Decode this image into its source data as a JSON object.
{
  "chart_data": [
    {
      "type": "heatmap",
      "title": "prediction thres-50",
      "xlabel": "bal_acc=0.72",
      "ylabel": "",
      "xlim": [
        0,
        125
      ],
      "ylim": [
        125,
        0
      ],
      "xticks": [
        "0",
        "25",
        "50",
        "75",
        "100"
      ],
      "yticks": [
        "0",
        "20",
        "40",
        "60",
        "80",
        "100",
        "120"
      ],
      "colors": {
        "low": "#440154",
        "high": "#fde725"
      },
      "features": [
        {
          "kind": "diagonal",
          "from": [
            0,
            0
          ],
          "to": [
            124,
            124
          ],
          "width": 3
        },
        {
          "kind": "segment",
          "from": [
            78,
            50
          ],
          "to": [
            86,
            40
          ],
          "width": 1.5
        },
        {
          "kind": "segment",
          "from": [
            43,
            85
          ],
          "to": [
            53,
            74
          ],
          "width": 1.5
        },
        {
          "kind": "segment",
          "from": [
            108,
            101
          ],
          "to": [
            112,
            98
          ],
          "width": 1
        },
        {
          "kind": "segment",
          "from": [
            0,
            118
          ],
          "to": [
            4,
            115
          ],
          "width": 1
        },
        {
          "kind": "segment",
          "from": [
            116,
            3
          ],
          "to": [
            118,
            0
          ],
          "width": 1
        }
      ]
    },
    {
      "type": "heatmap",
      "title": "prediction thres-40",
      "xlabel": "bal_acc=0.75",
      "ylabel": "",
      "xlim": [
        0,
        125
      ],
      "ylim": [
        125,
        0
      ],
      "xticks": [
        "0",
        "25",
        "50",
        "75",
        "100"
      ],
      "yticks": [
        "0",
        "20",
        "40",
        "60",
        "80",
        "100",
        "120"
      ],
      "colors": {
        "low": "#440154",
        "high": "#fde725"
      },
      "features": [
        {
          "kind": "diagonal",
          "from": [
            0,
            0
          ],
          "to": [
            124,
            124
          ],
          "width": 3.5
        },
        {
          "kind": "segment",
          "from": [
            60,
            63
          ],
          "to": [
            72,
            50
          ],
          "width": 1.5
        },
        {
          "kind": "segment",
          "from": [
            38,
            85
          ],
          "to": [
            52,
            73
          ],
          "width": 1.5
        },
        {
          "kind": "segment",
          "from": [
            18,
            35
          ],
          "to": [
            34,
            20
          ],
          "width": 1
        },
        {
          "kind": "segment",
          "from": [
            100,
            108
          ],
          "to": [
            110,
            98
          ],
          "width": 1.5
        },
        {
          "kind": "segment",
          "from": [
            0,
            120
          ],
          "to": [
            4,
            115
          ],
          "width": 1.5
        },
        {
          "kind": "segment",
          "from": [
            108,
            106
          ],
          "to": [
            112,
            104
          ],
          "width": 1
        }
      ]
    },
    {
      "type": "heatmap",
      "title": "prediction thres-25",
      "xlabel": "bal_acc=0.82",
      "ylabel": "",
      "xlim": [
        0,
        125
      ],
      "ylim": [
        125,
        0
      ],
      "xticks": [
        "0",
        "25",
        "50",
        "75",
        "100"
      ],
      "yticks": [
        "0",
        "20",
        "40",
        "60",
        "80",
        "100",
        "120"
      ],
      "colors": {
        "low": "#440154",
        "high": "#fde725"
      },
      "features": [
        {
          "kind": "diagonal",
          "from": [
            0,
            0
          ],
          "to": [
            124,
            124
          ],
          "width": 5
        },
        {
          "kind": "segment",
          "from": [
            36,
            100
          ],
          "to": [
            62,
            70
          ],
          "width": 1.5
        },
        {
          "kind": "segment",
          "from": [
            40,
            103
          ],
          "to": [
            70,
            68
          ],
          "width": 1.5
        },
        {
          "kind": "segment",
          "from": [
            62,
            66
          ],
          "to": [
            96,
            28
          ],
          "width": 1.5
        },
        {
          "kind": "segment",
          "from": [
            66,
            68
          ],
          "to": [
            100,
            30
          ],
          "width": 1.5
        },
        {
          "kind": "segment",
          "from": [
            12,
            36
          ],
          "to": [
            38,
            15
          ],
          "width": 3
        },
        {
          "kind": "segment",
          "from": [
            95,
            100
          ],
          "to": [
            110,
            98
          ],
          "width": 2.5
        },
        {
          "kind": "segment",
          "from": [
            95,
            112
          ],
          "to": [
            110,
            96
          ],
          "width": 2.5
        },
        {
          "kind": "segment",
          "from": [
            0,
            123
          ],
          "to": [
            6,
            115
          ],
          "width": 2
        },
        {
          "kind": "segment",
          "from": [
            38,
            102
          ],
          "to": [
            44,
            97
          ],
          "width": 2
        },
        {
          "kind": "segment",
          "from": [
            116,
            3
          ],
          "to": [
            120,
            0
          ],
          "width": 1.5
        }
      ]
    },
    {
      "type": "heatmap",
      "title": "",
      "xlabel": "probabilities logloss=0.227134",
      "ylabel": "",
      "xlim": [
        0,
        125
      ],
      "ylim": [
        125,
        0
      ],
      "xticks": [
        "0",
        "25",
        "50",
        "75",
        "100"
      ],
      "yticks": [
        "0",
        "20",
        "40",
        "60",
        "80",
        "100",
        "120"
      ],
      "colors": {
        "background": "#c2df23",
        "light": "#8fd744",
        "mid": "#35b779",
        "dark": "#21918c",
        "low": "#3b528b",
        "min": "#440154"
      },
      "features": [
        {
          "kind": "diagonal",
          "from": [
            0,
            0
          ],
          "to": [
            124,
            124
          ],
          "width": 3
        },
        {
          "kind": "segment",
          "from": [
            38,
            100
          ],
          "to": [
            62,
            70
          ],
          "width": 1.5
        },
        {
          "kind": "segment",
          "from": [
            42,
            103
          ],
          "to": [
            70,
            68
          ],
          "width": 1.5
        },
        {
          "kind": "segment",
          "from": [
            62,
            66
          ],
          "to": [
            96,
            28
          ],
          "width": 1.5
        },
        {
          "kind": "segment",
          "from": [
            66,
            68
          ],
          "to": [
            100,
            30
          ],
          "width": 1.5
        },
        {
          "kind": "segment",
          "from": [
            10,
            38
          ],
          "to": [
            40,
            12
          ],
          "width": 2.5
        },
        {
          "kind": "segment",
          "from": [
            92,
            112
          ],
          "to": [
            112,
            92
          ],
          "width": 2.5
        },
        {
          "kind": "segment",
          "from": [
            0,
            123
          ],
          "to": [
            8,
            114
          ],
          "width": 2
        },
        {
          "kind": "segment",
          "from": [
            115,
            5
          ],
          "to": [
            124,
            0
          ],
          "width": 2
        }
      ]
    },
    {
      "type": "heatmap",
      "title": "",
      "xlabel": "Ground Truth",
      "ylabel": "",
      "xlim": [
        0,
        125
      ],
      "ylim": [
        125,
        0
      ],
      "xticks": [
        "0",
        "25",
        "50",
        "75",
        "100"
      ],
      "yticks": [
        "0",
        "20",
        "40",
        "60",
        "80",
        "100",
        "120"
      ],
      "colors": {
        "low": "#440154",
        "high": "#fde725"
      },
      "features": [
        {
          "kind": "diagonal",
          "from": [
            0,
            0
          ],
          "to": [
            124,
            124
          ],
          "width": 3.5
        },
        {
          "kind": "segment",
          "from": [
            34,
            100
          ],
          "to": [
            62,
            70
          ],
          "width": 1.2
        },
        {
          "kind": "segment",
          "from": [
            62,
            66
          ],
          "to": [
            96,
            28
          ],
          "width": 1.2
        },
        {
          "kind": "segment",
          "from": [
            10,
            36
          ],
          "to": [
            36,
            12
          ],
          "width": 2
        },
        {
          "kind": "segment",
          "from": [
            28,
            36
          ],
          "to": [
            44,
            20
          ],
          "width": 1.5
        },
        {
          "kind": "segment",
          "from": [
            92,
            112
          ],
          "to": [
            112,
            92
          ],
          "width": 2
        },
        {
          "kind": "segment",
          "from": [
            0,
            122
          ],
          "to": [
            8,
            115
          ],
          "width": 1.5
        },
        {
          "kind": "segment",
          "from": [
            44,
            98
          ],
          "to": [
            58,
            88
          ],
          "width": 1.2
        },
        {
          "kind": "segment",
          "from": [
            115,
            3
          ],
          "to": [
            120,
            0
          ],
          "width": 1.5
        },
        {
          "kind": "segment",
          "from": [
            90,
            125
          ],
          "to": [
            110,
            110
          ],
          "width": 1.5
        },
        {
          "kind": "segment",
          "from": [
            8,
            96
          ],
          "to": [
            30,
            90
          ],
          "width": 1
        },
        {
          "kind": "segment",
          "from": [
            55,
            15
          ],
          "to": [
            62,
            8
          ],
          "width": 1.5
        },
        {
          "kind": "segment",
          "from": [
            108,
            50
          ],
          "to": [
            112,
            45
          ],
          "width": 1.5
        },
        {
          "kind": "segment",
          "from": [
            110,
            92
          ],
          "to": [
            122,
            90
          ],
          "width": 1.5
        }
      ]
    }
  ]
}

→ Your objective:
Identify each line containing the string "thres" and copy it out.

→ Problem solution:
      "title": "prediction thres-50",
      "title": "prediction thres-40",
      "title": "prediction thres-25",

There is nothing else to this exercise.